Problem to solve
Among the records below, find each line that includes the string "Hannah" and copy it.

Record set

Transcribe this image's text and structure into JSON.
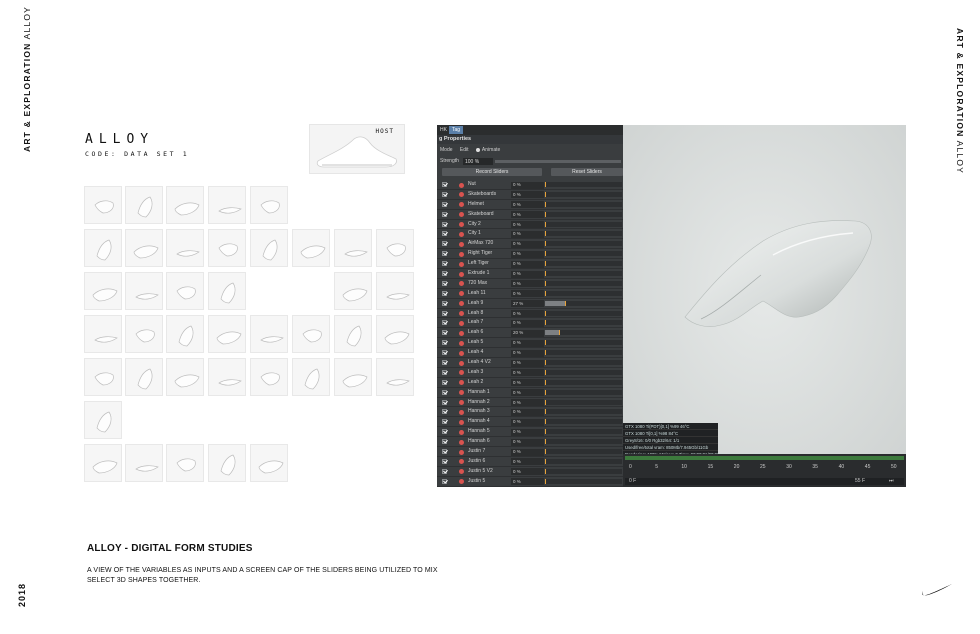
{
  "side_label_left": {
    "bold": "ART & EXPLORATION",
    "light": "ALLOY"
  },
  "side_label_right": {
    "bold": "ART & EXPLORATION",
    "light": "ALLOY"
  },
  "year": "2018",
  "title": "ALLOY",
  "subtitle": "CODE: DATA SET 1",
  "host_label": "HOST",
  "screen": {
    "tabs": [
      "HK",
      "Tag"
    ],
    "properties_title": "g Properties",
    "mode_label": "Mode",
    "mode_edit": "Edit",
    "mode_animate": "Animate",
    "strength_label": "Strength",
    "strength_value": "100 %",
    "record_button": "Record Sliders",
    "reset_button": "Reset Sliders",
    "sliders": [
      {
        "name": "Nut",
        "value": "0 %",
        "fill": 0
      },
      {
        "name": "Skateboards",
        "value": "0 %",
        "fill": 0
      },
      {
        "name": "Helmet",
        "value": "0 %",
        "fill": 0
      },
      {
        "name": "Skateboard",
        "value": "0 %",
        "fill": 0
      },
      {
        "name": "City 2",
        "value": "0 %",
        "fill": 0
      },
      {
        "name": "City 1",
        "value": "0 %",
        "fill": 0
      },
      {
        "name": "AirMax 720",
        "value": "0 %",
        "fill": 0
      },
      {
        "name": "Right Tiger",
        "value": "0 %",
        "fill": 0
      },
      {
        "name": "Left Tiger",
        "value": "0 %",
        "fill": 0
      },
      {
        "name": "Extrude 1",
        "value": "0 %",
        "fill": 0
      },
      {
        "name": "720 Max",
        "value": "0 %",
        "fill": 0
      },
      {
        "name": "Leah 11",
        "value": "0 %",
        "fill": 0
      },
      {
        "name": "Leah 9",
        "value": "27 %",
        "fill": 0.27
      },
      {
        "name": "Leah 8",
        "value": "0 %",
        "fill": 0
      },
      {
        "name": "Leah 7",
        "value": "0 %",
        "fill": 0
      },
      {
        "name": "Leah 6",
        "value": "20 %",
        "fill": 0.2
      },
      {
        "name": "Leah 5",
        "value": "0 %",
        "fill": 0
      },
      {
        "name": "Leah 4",
        "value": "0 %",
        "fill": 0
      },
      {
        "name": "Leah 4 V2",
        "value": "0 %",
        "fill": 0
      },
      {
        "name": "Leah 3",
        "value": "0 %",
        "fill": 0
      },
      {
        "name": "Leah 2",
        "value": "0 %",
        "fill": 0
      },
      {
        "name": "Hannah 1",
        "value": "0 %",
        "fill": 0
      },
      {
        "name": "Hannah 2",
        "value": "0 %",
        "fill": 0
      },
      {
        "name": "Hannah 3",
        "value": "0 %",
        "fill": 0
      },
      {
        "name": "Hannah 4",
        "value": "0 %",
        "fill": 0
      },
      {
        "name": "Hannah 5",
        "value": "0 %",
        "fill": 0
      },
      {
        "name": "Hannah 6",
        "value": "0 %",
        "fill": 0
      },
      {
        "name": "Justin 7",
        "value": "0 %",
        "fill": 0
      },
      {
        "name": "Justin 6",
        "value": "0 %",
        "fill": 0
      },
      {
        "name": "Justin 5 V2",
        "value": "0 %",
        "fill": 0
      },
      {
        "name": "Justin 5",
        "value": "0 %",
        "fill": 0
      }
    ],
    "stats": [
      "GTX 1080 Ti(PDT)[0,1]   %99   46°C",
      "GTX 1080 Ti[0,1]        %98   84°C",
      "Grey8/16: 0/0     Rgb32/64: 1/1",
      "Used/free/total vram: 850Mb/7.945Gb/11Gb",
      "Rendering: 100%  Ms/sec: 0  Time: 00:00:01/00:00:01  Spp/maxspp: 300/300"
    ],
    "timeline_ticks": [
      "0",
      "5",
      "10",
      "15",
      "20",
      "25",
      "30",
      "35",
      "40",
      "45",
      "50"
    ],
    "frame_start": "0 F",
    "frame_end": "55 F"
  },
  "heading": "ALLOY - DIGITAL FORM STUDIES",
  "description": "A VIEW OF THE VARIABLES AS INPUTS AND A SCREEN CAP OF THE SLIDERS BEING UTILIZED TO MIX SELECT 3D SHAPES TOGETHER."
}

Finished task
        "name": "Hannah 1",
        "name": "Hannah 2",
        "name": "Hannah 3",
        "name": "Hannah 4",
        "name": "Hannah 5",
        "name": "Hannah 6",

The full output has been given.